Written request:
Collect all lines from the listing that include the string "panel".

Data extracted from a collection
-- Begin --

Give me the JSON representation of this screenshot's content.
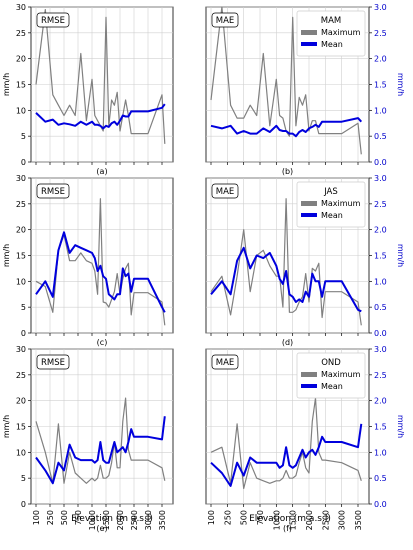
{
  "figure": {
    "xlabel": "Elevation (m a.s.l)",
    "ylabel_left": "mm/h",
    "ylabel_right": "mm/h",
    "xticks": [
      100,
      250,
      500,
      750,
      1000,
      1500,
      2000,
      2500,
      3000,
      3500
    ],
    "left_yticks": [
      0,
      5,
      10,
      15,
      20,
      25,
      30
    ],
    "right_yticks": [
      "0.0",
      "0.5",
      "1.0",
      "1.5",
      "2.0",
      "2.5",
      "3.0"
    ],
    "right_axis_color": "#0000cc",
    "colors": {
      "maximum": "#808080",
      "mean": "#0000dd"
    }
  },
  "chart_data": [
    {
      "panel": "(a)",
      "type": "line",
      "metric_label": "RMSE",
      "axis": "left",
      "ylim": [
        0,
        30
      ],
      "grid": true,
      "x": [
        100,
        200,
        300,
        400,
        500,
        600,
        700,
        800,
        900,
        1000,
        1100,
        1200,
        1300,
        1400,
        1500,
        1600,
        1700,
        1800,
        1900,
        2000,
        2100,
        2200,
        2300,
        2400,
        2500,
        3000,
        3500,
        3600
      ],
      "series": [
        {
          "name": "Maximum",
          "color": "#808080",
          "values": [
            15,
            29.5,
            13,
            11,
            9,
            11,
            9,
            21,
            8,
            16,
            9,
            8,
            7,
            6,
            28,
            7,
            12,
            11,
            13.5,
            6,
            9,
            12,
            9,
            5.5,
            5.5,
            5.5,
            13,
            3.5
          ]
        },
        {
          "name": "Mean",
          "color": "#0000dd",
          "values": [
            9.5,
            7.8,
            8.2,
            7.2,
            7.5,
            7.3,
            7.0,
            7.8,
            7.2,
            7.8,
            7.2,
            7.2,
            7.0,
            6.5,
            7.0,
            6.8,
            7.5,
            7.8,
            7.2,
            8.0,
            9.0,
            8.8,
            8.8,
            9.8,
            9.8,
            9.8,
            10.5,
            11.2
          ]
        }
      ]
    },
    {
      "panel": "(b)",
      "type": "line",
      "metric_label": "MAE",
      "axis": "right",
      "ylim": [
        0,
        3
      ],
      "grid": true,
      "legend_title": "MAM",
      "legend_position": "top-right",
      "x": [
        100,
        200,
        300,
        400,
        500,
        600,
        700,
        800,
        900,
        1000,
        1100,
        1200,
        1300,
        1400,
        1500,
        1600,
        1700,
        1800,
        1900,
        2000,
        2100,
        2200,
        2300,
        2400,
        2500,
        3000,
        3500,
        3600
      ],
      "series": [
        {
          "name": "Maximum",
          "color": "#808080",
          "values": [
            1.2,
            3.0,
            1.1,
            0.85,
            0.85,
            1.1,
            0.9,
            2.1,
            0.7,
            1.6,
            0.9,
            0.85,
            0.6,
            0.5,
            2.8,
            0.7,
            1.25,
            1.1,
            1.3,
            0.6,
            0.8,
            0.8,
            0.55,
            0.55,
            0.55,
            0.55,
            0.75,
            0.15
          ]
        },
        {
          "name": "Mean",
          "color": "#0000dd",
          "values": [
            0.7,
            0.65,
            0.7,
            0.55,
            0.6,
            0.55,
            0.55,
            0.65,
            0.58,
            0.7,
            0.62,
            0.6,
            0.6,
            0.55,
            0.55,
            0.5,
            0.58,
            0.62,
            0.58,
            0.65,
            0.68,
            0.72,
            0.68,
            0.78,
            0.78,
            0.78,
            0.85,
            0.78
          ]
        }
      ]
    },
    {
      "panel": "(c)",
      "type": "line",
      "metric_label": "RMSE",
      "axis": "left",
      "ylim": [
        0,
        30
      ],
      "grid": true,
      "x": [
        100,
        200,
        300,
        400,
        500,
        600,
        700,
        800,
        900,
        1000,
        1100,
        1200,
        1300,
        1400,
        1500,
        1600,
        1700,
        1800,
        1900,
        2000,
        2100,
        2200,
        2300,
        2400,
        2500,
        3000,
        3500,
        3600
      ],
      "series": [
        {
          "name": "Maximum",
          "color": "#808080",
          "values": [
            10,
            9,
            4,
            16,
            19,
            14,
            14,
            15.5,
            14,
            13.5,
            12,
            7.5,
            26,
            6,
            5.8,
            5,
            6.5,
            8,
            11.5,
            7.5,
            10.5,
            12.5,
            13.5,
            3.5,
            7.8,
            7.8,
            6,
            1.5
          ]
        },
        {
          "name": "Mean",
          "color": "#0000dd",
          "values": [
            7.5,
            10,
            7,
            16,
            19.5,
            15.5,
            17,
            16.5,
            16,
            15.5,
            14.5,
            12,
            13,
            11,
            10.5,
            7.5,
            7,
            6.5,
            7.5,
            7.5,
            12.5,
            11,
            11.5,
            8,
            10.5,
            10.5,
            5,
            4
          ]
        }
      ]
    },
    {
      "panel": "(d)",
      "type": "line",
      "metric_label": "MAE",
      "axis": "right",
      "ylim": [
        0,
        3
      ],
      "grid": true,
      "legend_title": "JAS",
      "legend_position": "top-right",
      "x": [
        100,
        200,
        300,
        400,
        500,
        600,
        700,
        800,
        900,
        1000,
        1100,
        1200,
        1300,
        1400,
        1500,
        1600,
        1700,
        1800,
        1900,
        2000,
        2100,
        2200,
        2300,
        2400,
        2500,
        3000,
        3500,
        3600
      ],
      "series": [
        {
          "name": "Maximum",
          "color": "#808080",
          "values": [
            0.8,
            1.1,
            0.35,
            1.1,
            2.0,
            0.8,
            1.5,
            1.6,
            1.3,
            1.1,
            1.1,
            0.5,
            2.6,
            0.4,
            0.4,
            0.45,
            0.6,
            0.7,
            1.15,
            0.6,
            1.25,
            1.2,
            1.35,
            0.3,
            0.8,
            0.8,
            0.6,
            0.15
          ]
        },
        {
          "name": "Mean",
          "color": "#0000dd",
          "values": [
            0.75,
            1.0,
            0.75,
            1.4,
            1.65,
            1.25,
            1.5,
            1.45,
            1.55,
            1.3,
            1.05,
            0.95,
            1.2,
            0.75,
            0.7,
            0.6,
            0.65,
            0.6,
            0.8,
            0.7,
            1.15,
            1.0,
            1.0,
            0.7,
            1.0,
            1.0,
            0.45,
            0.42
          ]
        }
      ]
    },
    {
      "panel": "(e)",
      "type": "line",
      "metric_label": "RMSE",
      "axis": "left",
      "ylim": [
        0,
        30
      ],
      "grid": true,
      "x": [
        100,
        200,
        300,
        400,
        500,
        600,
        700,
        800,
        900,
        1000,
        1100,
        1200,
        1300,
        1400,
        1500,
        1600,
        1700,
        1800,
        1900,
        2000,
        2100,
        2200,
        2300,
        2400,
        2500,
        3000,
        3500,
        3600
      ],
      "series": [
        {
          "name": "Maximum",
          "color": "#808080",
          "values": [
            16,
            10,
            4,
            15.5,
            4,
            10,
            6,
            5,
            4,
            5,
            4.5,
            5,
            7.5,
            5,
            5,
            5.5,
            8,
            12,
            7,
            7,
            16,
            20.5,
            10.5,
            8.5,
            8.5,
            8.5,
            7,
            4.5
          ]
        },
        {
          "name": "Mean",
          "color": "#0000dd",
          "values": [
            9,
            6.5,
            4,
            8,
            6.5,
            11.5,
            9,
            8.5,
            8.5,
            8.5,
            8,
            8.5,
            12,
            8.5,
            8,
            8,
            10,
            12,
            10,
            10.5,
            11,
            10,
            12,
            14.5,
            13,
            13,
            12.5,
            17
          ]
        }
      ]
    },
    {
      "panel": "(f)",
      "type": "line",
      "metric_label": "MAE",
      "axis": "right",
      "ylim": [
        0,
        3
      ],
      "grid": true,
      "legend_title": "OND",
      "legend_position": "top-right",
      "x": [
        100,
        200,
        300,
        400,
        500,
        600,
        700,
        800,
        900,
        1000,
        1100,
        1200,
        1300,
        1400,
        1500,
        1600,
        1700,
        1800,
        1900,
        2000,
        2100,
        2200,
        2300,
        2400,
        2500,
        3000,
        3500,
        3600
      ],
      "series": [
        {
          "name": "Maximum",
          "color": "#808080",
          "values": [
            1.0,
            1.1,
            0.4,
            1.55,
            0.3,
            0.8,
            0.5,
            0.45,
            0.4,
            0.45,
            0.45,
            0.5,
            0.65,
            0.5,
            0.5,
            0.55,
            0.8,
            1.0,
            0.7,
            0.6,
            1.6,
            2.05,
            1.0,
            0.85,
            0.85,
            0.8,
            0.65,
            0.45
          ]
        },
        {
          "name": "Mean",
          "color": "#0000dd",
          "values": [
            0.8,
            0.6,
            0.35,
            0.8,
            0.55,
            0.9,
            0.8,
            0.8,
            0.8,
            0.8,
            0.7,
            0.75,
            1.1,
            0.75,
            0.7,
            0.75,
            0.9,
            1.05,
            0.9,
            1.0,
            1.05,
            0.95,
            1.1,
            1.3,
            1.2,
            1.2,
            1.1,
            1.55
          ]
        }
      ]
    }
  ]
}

-- End --

Answer to the exercise:
      "panel": "(a)",
      "panel": "(b)",
      "panel": "(c)",
      "panel": "(d)",
      "panel": "(e)",
      "panel": "(f)",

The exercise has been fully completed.